EXERCISE OBJECTIVE
Quote the records in full and leave their pictures out.

EXTRACTED INFORMATION

┌──

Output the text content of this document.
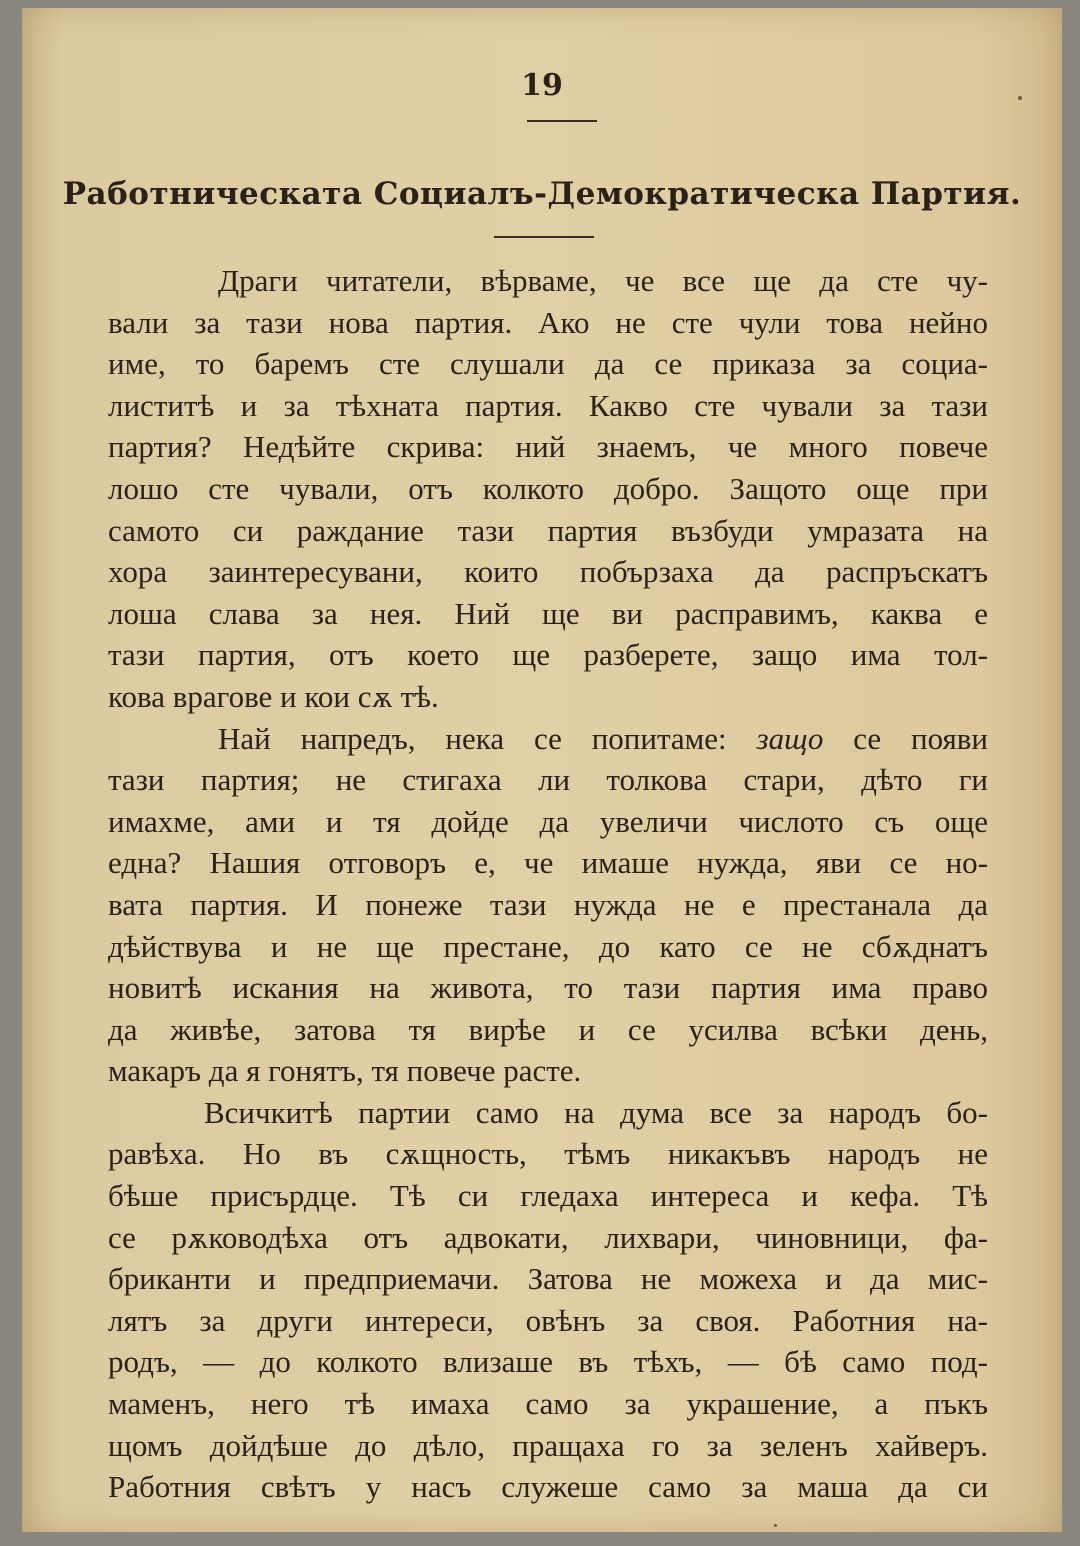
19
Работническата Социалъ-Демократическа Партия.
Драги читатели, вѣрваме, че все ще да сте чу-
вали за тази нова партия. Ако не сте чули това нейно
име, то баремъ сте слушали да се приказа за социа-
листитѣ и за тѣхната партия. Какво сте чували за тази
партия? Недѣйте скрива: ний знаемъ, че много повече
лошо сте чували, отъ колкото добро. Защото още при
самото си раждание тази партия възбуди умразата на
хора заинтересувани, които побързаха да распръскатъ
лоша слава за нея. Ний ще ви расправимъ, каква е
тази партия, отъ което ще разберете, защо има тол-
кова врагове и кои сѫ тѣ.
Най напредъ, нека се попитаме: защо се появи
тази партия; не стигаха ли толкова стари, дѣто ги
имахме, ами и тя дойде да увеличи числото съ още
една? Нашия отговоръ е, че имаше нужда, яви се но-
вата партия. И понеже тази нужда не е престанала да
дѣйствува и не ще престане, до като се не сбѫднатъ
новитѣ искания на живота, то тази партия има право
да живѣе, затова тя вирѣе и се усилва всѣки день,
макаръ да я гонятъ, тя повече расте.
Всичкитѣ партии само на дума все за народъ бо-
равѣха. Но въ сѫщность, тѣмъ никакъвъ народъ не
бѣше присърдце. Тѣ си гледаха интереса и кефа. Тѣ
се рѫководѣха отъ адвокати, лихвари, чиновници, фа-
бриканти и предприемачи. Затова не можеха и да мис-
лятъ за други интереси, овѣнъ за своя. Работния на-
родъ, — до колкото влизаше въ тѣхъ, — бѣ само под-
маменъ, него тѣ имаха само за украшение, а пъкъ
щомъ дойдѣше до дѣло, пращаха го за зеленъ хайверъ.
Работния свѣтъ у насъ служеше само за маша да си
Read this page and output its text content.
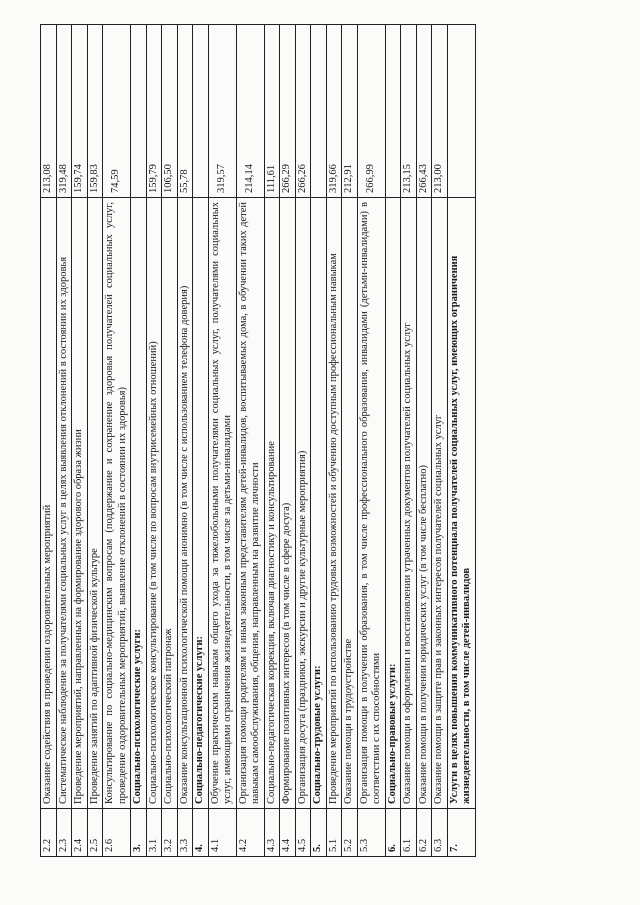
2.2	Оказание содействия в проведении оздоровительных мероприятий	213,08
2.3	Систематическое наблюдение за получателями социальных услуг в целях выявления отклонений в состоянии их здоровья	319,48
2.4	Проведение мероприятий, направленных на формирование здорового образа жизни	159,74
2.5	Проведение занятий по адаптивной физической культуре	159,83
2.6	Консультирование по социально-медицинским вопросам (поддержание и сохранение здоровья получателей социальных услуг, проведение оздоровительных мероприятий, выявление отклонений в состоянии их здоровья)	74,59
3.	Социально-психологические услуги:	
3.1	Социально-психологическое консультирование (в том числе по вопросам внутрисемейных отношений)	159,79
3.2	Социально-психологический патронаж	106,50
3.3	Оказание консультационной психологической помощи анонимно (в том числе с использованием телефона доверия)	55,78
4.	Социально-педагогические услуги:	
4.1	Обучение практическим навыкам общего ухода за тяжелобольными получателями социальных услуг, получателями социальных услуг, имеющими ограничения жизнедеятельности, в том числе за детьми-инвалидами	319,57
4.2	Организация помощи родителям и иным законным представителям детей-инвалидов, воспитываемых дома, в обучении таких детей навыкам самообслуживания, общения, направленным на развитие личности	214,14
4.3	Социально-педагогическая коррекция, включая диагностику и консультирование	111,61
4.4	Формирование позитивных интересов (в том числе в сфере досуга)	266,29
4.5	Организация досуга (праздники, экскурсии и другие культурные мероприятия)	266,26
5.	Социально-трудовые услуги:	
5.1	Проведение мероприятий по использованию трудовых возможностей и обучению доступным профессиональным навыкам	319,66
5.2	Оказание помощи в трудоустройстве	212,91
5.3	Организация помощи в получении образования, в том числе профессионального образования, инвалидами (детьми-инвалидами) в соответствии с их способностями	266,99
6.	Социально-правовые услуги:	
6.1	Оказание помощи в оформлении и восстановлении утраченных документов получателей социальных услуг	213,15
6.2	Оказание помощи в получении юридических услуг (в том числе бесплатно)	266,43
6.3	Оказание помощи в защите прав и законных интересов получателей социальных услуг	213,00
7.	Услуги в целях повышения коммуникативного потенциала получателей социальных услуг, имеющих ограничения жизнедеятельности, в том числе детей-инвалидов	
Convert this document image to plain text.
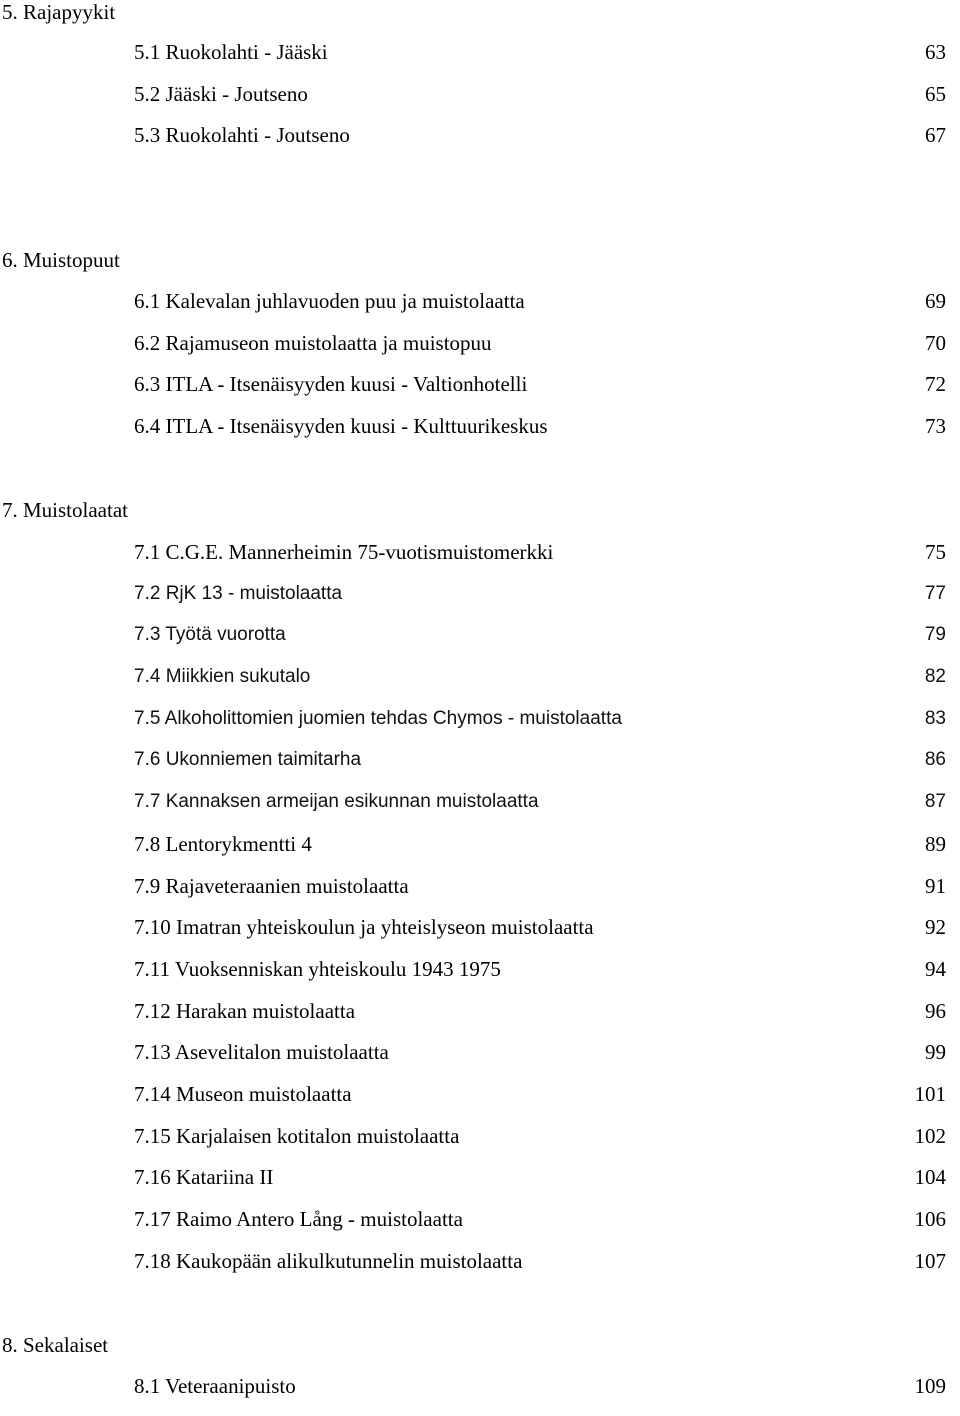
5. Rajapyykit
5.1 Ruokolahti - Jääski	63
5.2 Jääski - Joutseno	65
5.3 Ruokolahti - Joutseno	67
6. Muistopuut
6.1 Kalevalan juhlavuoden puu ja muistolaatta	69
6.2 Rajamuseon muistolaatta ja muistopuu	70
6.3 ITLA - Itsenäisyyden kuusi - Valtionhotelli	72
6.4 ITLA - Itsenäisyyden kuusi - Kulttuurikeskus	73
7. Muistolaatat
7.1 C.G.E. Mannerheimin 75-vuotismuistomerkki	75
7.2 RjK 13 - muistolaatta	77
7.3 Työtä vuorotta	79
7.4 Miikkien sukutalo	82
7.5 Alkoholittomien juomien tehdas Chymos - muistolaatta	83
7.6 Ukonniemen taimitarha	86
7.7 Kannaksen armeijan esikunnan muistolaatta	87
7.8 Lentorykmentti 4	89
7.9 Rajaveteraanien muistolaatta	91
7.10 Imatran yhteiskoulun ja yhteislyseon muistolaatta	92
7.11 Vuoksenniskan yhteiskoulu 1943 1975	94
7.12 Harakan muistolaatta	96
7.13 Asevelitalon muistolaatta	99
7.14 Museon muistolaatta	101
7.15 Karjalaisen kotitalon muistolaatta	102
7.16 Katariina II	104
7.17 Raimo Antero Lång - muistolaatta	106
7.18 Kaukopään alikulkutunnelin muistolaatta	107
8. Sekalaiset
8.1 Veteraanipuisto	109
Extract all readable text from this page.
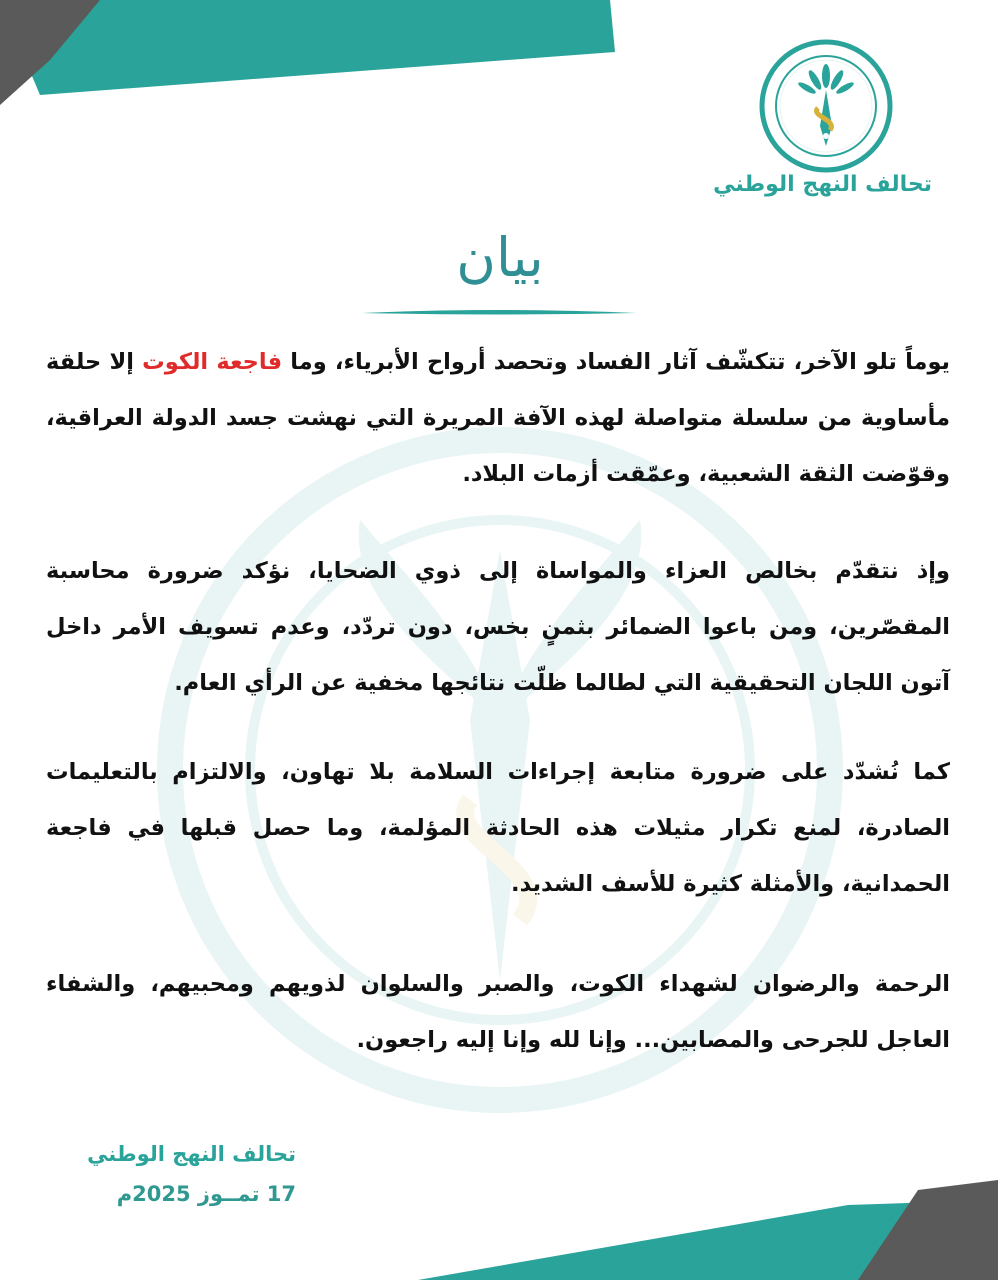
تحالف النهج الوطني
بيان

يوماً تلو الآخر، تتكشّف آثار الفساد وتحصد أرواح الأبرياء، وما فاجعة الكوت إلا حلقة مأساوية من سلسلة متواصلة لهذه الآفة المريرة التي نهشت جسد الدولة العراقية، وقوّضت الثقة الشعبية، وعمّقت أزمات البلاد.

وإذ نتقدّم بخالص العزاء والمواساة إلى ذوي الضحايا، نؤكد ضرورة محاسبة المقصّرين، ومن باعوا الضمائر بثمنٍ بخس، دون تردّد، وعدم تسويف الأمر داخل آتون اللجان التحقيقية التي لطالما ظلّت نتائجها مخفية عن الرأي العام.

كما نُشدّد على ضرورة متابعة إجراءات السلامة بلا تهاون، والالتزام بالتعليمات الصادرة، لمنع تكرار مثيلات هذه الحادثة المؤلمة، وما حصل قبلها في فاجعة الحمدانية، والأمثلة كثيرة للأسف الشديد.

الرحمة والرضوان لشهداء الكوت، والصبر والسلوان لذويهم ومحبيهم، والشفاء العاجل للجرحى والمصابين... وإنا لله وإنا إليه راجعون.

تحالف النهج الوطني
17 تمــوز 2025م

└──

WRITTEN RESPONSE
Output the text content of this document.
19
Работническата Социалъ-Демократическа Партия.
Драги читатели, вѣрваме, че все ще да сте чу-
вали за тази нова партия. Ако не сте чули това нейно
име, то баремъ сте слушали да се приказа за социа-
листитѣ и за тѣхната партия. Какво сте чували за тази
партия? Недѣйте скрива: ний знаемъ, че много повече
лошо сте чували, отъ колкото добро. Защото още при
самото си раждание тази партия възбуди умразата на
хора заинтересувани, които побързаха да распръскатъ
лоша слава за нея. Ний ще ви расправимъ, каква е
тази партия, отъ което ще разберете, защо има тол-
кова врагове и кои сѫ тѣ.
Най напредъ, нека се попитаме: защо се появи
тази партия; не стигаха ли толкова стари, дѣто ги
имахме, ами и тя дойде да увеличи числото съ още
една? Нашия отговоръ е, че имаше нужда, яви се но-
вата партия. И понеже тази нужда не е престанала да
дѣйствува и не ще престане, до като се не сбѫднатъ
новитѣ искания на живота, то тази партия има право
да живѣе, затова тя вирѣе и се усилва всѣки день,
макаръ да я гонятъ, тя повече расте.
Всичкитѣ партии само на дума все за народъ бо-
равѣха. Но въ сѫщность, тѣмъ никакъвъ народъ не
бѣше присърдце. Тѣ си гледаха интереса и кефа. Тѣ
се рѫководѣха отъ адвокати, лихвари, чиновници, фа-
бриканти и предприемачи. Затова не можеха и да мис-
лятъ за други интереси, овѣнъ за своя. Работния на-
родъ, — до колкото влизаше въ тѣхъ, — бѣ само под-
маменъ, него тѣ имаха само за украшение, а пъкъ
щомъ дойдѣше до дѣло, пращаха го за зеленъ хайверъ.
Работния свѣтъ у насъ служеше само за маша да си
Read this page and output its text content.
2.2	Оказание содействия в проведении оздоровительных мероприятий	213,08
2.3	Систематическое наблюдение за получателями социальных услуг в целях выявления отклонений в состоянии их здоровья	319,48
2.4	Проведение мероприятий, направленных на формирование здорового образа жизни	159,74
2.5	Проведение занятий по адаптивной физической культуре	159,83
2.6	Консультирование по социально-медицинским вопросам (поддержание и сохранение здоровья получателей социальных услуг, проведение оздоровительных мероприятий, выявление отклонений в состоянии их здоровья)	74,59
3.	Социально-психологические услуги:	
3.1	Социально-психологическое консультирование (в том числе по вопросам внутрисемейных отношений)	159,79
3.2	Социально-психологический патронаж	106,50
3.3	Оказание консультационной психологической помощи анонимно (в том числе с использованием телефона доверия)	55,78
4.	Социально-педагогические услуги:	
4.1	Обучение практическим навыкам общего ухода за тяжелобольными получателями социальных услуг, получателями социальных услуг, имеющими ограничения жизнедеятельности, в том числе за детьми-инвалидами	319,57
4.2	Организация помощи родителям и иным законным представителям детей-инвалидов, воспитываемых дома, в обучении таких детей навыкам самообслуживания, общения, направленным на развитие личности	214,14
4.3	Социально-педагогическая коррекция, включая диагностику и консультирование	111,61
4.4	Формирование позитивных интересов (в том числе в сфере досуга)	266,29
4.5	Организация досуга (праздники, экскурсии и другие культурные мероприятия)	266,26
5.	Социально-трудовые услуги:	
5.1	Проведение мероприятий по использованию трудовых возможностей и обучению доступным профессиональным навыкам	319,66
5.2	Оказание помощи в трудоустройстве	212,91
5.3	Организация помощи в получении образования, в том числе профессионального образования, инвалидами (детьми-инвалидами) в соответствии с их способностями	266,99
6.	Социально-правовые услуги:	
6.1	Оказание помощи в оформлении и восстановлении утраченных документов получателей социальных услуг	213,15
6.2	Оказание помощи в получении юридических услуг (в том числе бесплатно)	266,43
6.3	Оказание помощи в защите прав и законных интересов получателей социальных услуг	213,00
7.	Услуги в целях повышения коммуникативного потенциала получателей социальных услуг, имеющих ограничения жизнедеятельности, в том числе детей-инвалидов	
Convert this document image to plain text.
5. Rajapyykit
5.1 Ruokolahti - Jääski	63
5.2 Jääski - Joutseno	65
5.3 Ruokolahti - Joutseno	67
6. Muistopuut
6.1 Kalevalan juhlavuoden puu ja muistolaatta	69
6.2 Rajamuseon muistolaatta ja muistopuu	70
6.3 ITLA - Itsenäisyyden kuusi - Valtionhotelli	72
6.4 ITLA - Itsenäisyyden kuusi - Kulttuurikeskus	73
7. Muistolaatat
7.1 C.G.E. Mannerheimin 75-vuotismuistomerkki	75
7.2 RjK 13 - muistolaatta	77
7.3 Työtä vuorotta	79
7.4 Miikkien sukutalo	82
7.5 Alkoholittomien juomien tehdas Chymos - muistolaatta	83
7.6 Ukonniemen taimitarha	86
7.7 Kannaksen armeijan esikunnan muistolaatta	87
7.8 Lentorykmentti 4	89
7.9 Rajaveteraanien muistolaatta	91
7.10 Imatran yhteiskoulun ja yhteislyseon muistolaatta	92
7.11 Vuoksenniskan yhteiskoulu 1943 1975	94
7.12 Harakan muistolaatta	96
7.13 Asevelitalon muistolaatta	99
7.14 Museon muistolaatta	101
7.15 Karjalaisen kotitalon muistolaatta	102
7.16 Katariina II	104
7.17 Raimo Antero Lång - muistolaatta	106
7.18 Kaukopään alikulkutunnelin muistolaatta	107
8. Sekalaiset
8.1 Veteraanipuisto	109
Extract all readable text from this page.
تحالف النهج الوطني
بيان

يوماً تلو الآخر، تتكشّف آثار الفساد وتحصد أرواح الأبرياء، وما فاجعة الكوت إلا حلقة مأساوية من سلسلة متواصلة لهذه الآفة المريرة التي نهشت جسد الدولة العراقية، وقوّضت الثقة الشعبية، وعمّقت أزمات البلاد.

وإذ نتقدّم بخالص العزاء والمواساة إلى ذوي الضحايا، نؤكد ضرورة محاسبة المقصّرين، ومن باعوا الضمائر بثمنٍ بخس، دون تردّد، وعدم تسويف الأمر داخل آتون اللجان التحقيقية التي لطالما ظلّت نتائجها مخفية عن الرأي العام.

كما نُشدّد على ضرورة متابعة إجراءات السلامة بلا تهاون، والالتزام بالتعليمات الصادرة، لمنع تكرار مثيلات هذه الحادثة المؤلمة، وما حصل قبلها في فاجعة الحمدانية، والأمثلة كثيرة للأسف الشديد.

الرحمة والرضوان لشهداء الكوت، والصبر والسلوان لذويهم ومحبيهم، والشفاء العاجل للجرحى والمصابين... وإنا لله وإنا إليه راجعون.

تحالف النهج الوطني
17 تمــوز 2025م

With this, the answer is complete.